**Work to do:** Each line containing the word "stated" needs to be copied.

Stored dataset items
******
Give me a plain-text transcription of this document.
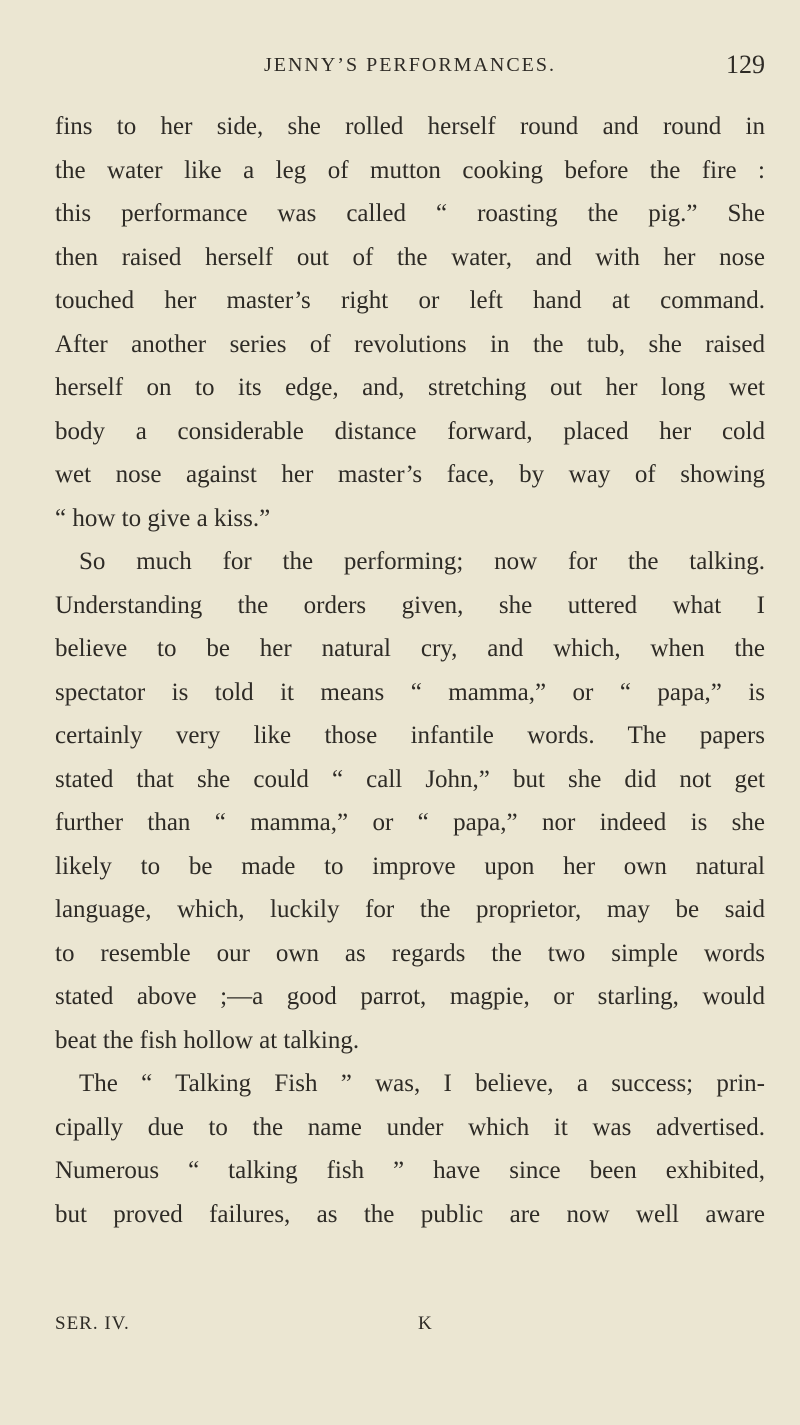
JENNY’S PERFORMANCES.	129
fins to her side, she rolled herself round and round in
the water like a leg of mutton cooking before the fire :
this performance was called “ roasting the pig.” She
then raised herself out of the water, and with her nose
touched her master’s right or left hand at command.
After another series of revolutions in the tub, she raised
herself on to its edge, and, stretching out her long wet
body a considerable distance forward, placed her cold
wet nose against her master’s face, by way of showing
“ how to give a kiss.”
So much for the performing; now for the talking.
Understanding the orders given, she uttered what I
believe to be her natural cry, and which, when the
spectator is told it means “ mamma,” or “ papa,” is
certainly very like those infantile words. The papers
stated that she could “ call John,” but she did not get
further than “ mamma,” or “ papa,” nor indeed is she
likely to be made to improve upon her own natural
language, which, luckily for the proprietor, may be said
to resemble our own as regards the two simple words
stated above ;—a good parrot, magpie, or starling, would
beat the fish hollow at talking.
The “ Talking Fish ” was, I believe, a success; prin-
cipally due to the name under which it was advertised.
Numerous “ talking fish ” have since been exhibited,
but proved failures, as the public are now well aware
SER. IV.	K
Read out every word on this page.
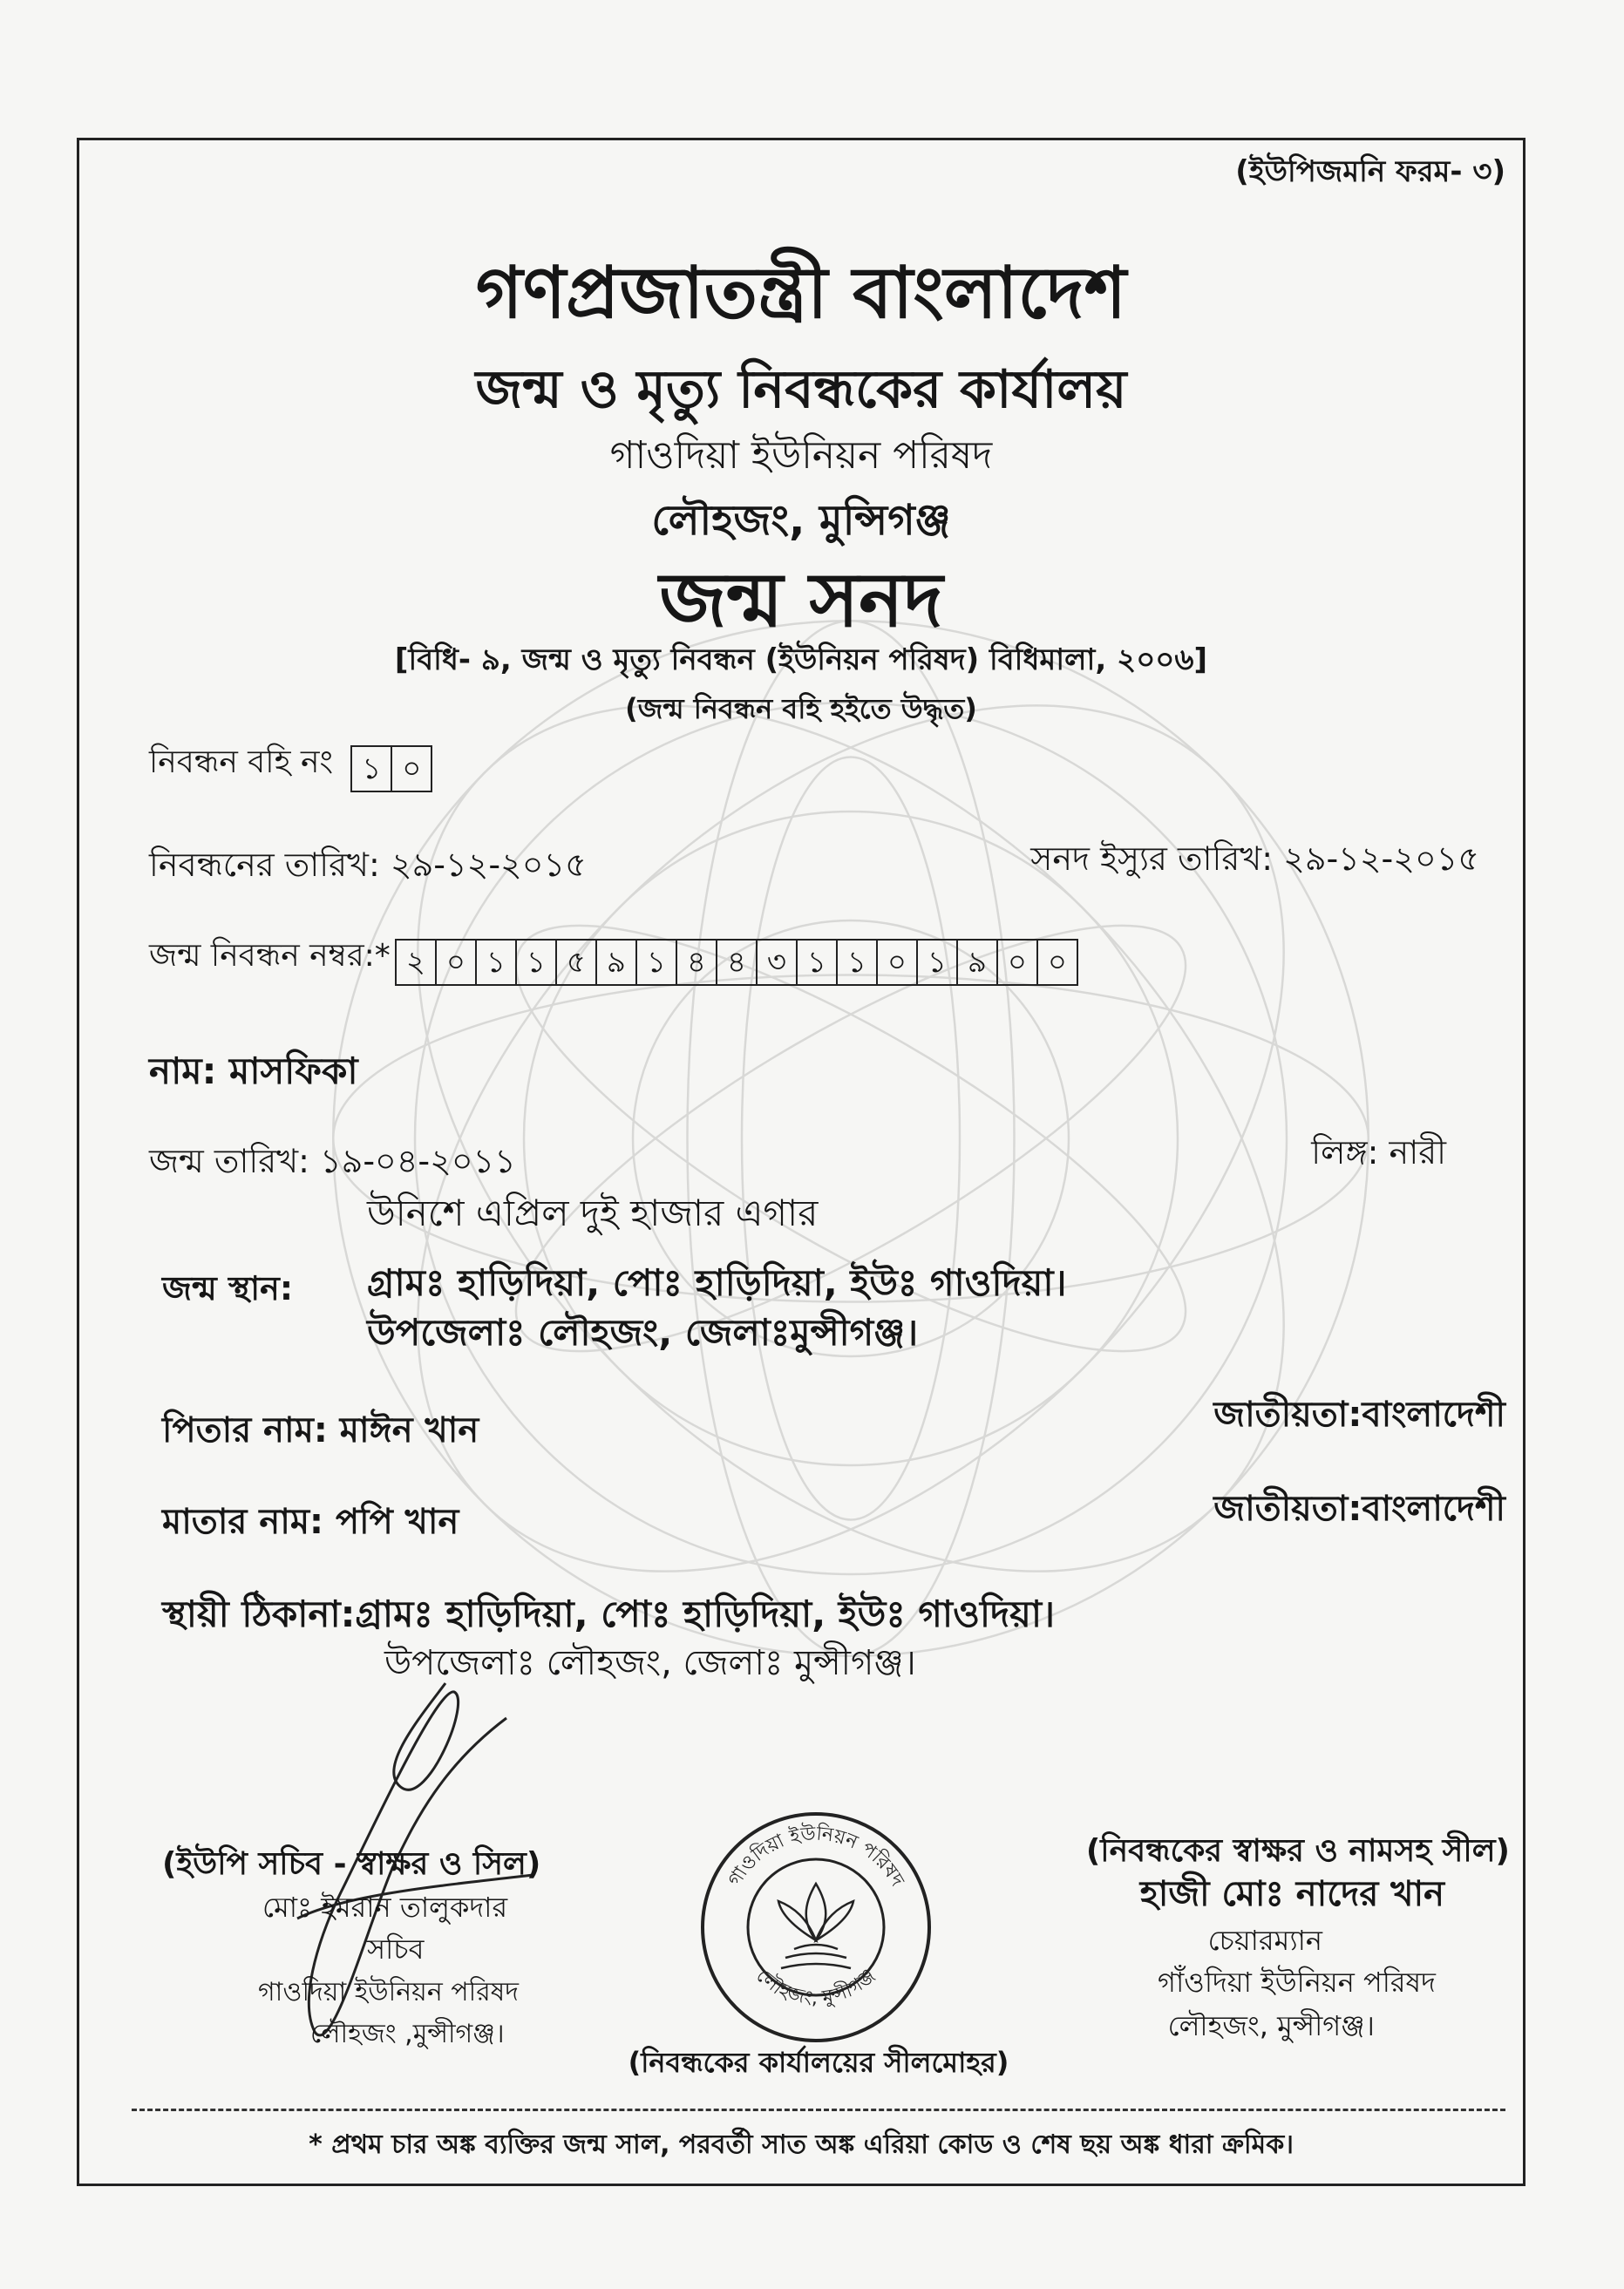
(ইউপিজমনি ফরম- ৩)
গণপ্রজাতন্ত্রী বাংলাদেশ
জন্ম ও মৃত্যু নিবন্ধকের কার্যালয়
গাওদিয়া ইউনিয়ন পরিষদ
লৌহজং, মুন্সিগঞ্জ
জন্ম সনদ
[বিধি- ৯, জন্ম ও মৃত্যু নিবন্ধন (ইউনিয়ন পরিষদ) বিধিমালা, ২০০৬]
(জন্ম নিবন্ধন বহি হইতে উদ্ধৃত)
নিবন্ধন বহি নং ১ ০
নিবন্ধনের তারিখ: ২৯-১২-২০১৫	সনদ ইস্যুর তারিখ: ২৯-১২-২০১৫
জন্ম নিবন্ধন নম্বর:* ২ ০ ১ ১ ৫ ৯ ১ ৪ ৪ ৩ ১ ১ ০ ১ ৯ ০ ০
নাম: মাসফিকা
জন্ম তারিখ: ১৯-০৪-২০১১	লিঙ্গ: নারী
উনিশে এপ্রিল দুই হাজার এগার
জন্ম স্থান: গ্রামঃ হাড়িদিয়া, পোঃ হাড়িদিয়া, ইউঃ গাওদিয়া।
উপজেলাঃ লৌহজং, জেলাঃমুন্সীগঞ্জ।
পিতার নাম: মাঈন খান	জাতীয়তা:বাংলাদেশী
মাতার নাম: পপি খান	জাতীয়তা:বাংলাদেশী
স্থায়ী ঠিকানা:গ্রামঃ হাড়িদিয়া, পোঃ হাড়িদিয়া, ইউঃ গাওদিয়া।
উপজেলাঃ লৌহজং, জেলাঃ মুন্সীগঞ্জ।
(ইউপি সচিব - স্বাক্ষর ও সিল)
মোঃ ইমরান তালুকদার
সচিব
গাওদিয়া ইউনিয়ন পরিষদ
লৌহজং ,মুন্সীগঞ্জ।
গাওদিয়া ইউনিয়ন পরিষদ
লৌহজং, মুন্সীগঞ্জ
(নিবন্ধকের কার্যালয়ের সীলমোহর)
(নিবন্ধকের স্বাক্ষর ও নামসহ সীল)
হাজী মোঃ নাদের খান
চেয়ারম্যান
গাঁওদিয়া ইউনিয়ন পরিষদ
লৌহজং, মুন্সীগঞ্জ।
* প্রথম চার অঙ্ক ব্যক্তির জন্ম সাল, পরবর্তী সাত অঙ্ক এরিয়া কোড ও শেষ ছয় অঙ্ক ধারা ক্রমিক।
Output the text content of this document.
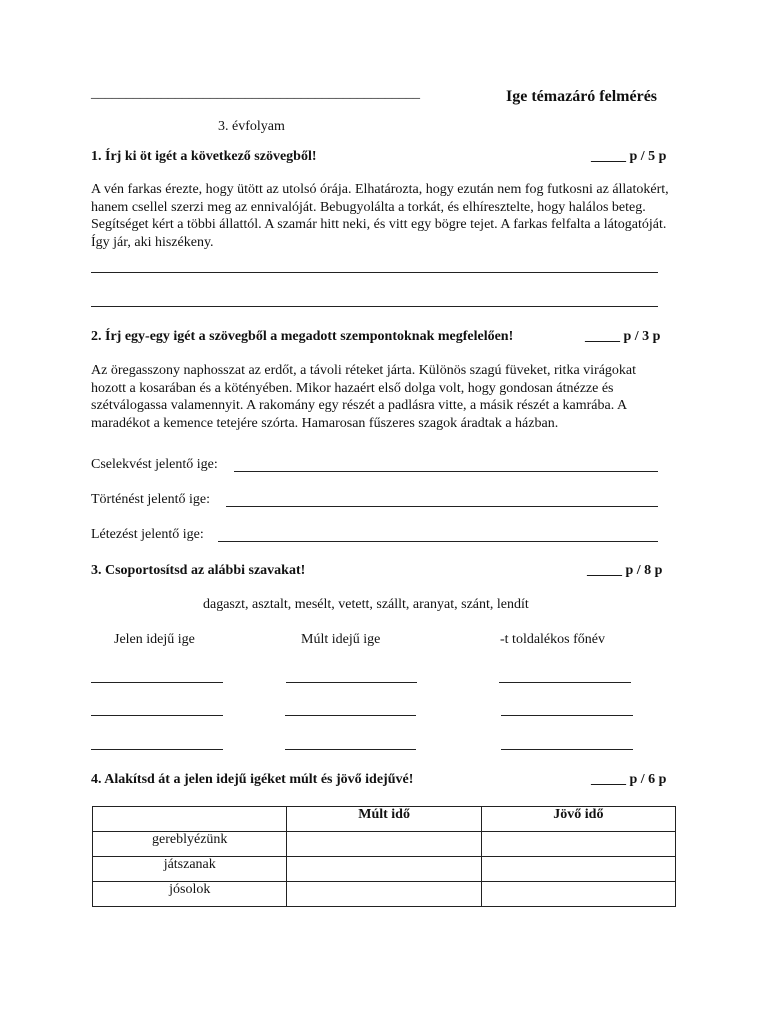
_______________________________________________	Ige témazáró felmérés
3. évfolyam
1. Írj ki öt igét a következő szövegből!	_____ p / 5 p
A vén farkas érezte, hogy ütött az utolsó órája. Elhatározta, hogy ezután nem fog futkosni az állatokért, hanem csellel szerzi meg az ennivalóját. Bebugyolálta a torkát, és elhíresztelte, hogy halálos beteg. Segítséget kért a többi állattól. A szamár hitt neki, és vitt egy bögre tejet. A farkas felfalta a látogatóját. Így jár, aki hiszékeny.
2. Írj egy-egy igét a szövegből a megadott szempontoknak megfelelően!	_____ p / 3 p
Az öregasszony naphosszat az erdőt, a távoli réteket járta. Különös szagú füveket, ritka virágokat hozott a kosarában és a kötényében. Mikor hazaért első dolga volt, hogy gondosan átnézze és szétválogassa valamennyit. A rakomány egy részét a padlásra vitte, a másik részét a kamrába. A maradékot a kemence tetejére szórta. Hamarosan fűszeres szagok áradtak a házban.
Cselekvést jelentő ige:
Történést jelentő ige:
Létezést jelentő ige:
3. Csoportosítsd az alábbi szavakat!	_____ p / 8 p
dagaszt, asztalt, mesélt, vetett, szállt, aranyat, szánt, lendít
Jelen idejű ige	Múlt idejű ige	-t toldalékos főnév
4. Alakítsd át a jelen idejű igéket múlt és jövő idejűvé!	_____ p / 6 p
	Múlt idő	Jövő idő
gereblyézünk		
játszanak		
jósolok		
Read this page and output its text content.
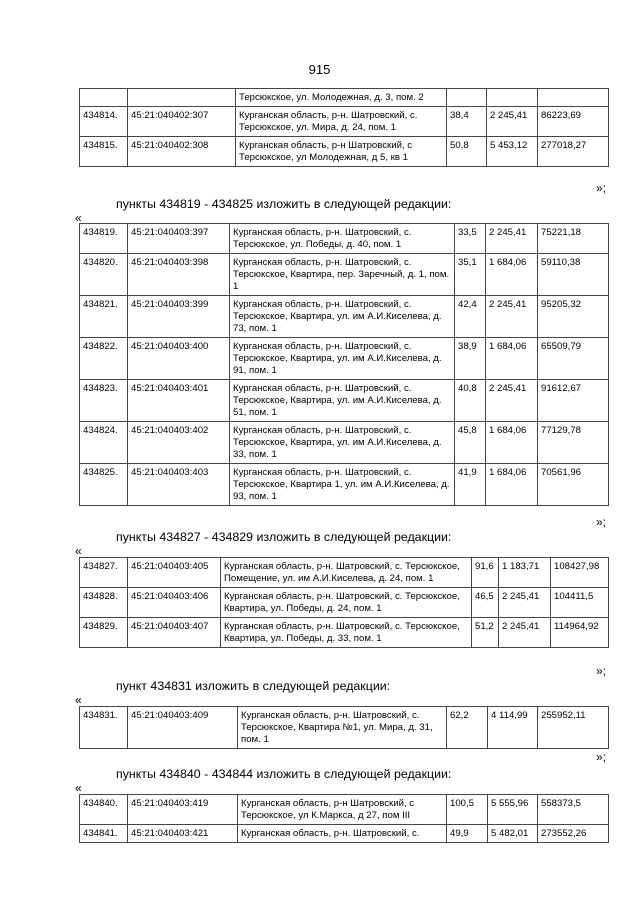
915
		Терсюкское, ул. Молодежная, д. 3, пом. 2			
434814.	45:21:040402:307	Курганская область, р-н. Шатровский, с. Терсюкское, ул. Мира, д. 24, пом. 1	38,4	2 245,41	86223,69
434815.	45:21:040402:308	Курганская область, р-н Шатровский, с Терсюкское, ул Молодежная, д 5, кв 1	50,8	5 453,12	277018,27
»;
пункты 434819 - 434825 изложить в следующей редакции:
«
434819.	45:21:040403:397	Курганская область, р-н. Шатровский, с. Терсюкское, ул. Победы, д. 40, пом. 1	33,5	2 245,41	75221,18
434820.	45:21:040403:398	Курганская область, р-н. Шатровский, с. Терсюкское, Квартира, пер. Заречный, д. 1, пом. 1	35,1	1 684,06	59110,38
434821.	45:21:040403:399	Курганская область, р-н. Шатровский, с. Терсюкское, Квартира, ул. им А.И.Киселева, д. 73, пом. 1	42,4	2 245,41	95205,32
434822.	45:21:040403:400	Курганская область, р-н. Шатровский, с. Терсюкское, Квартира, ул. им А.И.Киселева, д. 91, пом. 1	38,9	1 684,06	65509,79
434823.	45:21:040403:401	Курганская область, р-н. Шатровский, с. Терсюкское, Квартира, ул. им А.И.Киселева, д. 51, пом. 1	40,8	2 245,41	91612,67
434824.	45:21:040403:402	Курганская область, р-н. Шатровский, с. Терсюкское, Квартира, ул. им А.И.Киселева, д. 33, пом. 1	45,8	1 684,06	77129,78
434825.	45:21:040403:403	Курганская область, р-н. Шатровский, с. Терсюкское, Квартира 1, ул. им А.И.Киселева, д. 93, пом. 1	41,9	1 684,06	70561,96
»;
пункты 434827 - 434829 изложить в следующей редакции:
«
434827.	45:21:040403:405	Курганская область, р-н. Шатровский, с. Терсюкское, Помещение, ул. им А.И.Киселева, д. 24, пом. 1	91,6	1 183,71	108427,98
434828.	45:21:040403:406	Курганская область, р-н. Шатровский, с. Терсюкское, Квартира, ул. Победы, д. 24, пом. 1	46,5	2 245,41	104411,5
434829.	45:21:040403:407	Курганская область, р-н. Шатровский, с. Терсюкское, Квартира, ул. Победы, д. 33, пом. 1	51,2	2 245,41	114964,92
»;
пункт 434831 изложить в следующей редакции:
«
434831.	45:21:040403:409	Курганская область, р-н. Шатровский, с. Терсюкское, Квартира №1, ул. Мира, д. 31, пом. 1	62,2	4 114,99	255952,11
»;
пункты 434840 - 434844 изложить в следующей редакции:
«
434840.	45:21:040403:419	Курганская область, р-н Шатровский, с Терсюкское, ул К.Маркса, д 27, пом III	100,5	5 555,96	558373,5
434841.	45:21:040403:421	Курганская область, р-н. Шатровский, с.	49,9	5 482,01	273552,26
******
**Exercise solution:**
stated that she could “ call John,” but she did not get
stated above ;—a good parrot, magpie, or starling, would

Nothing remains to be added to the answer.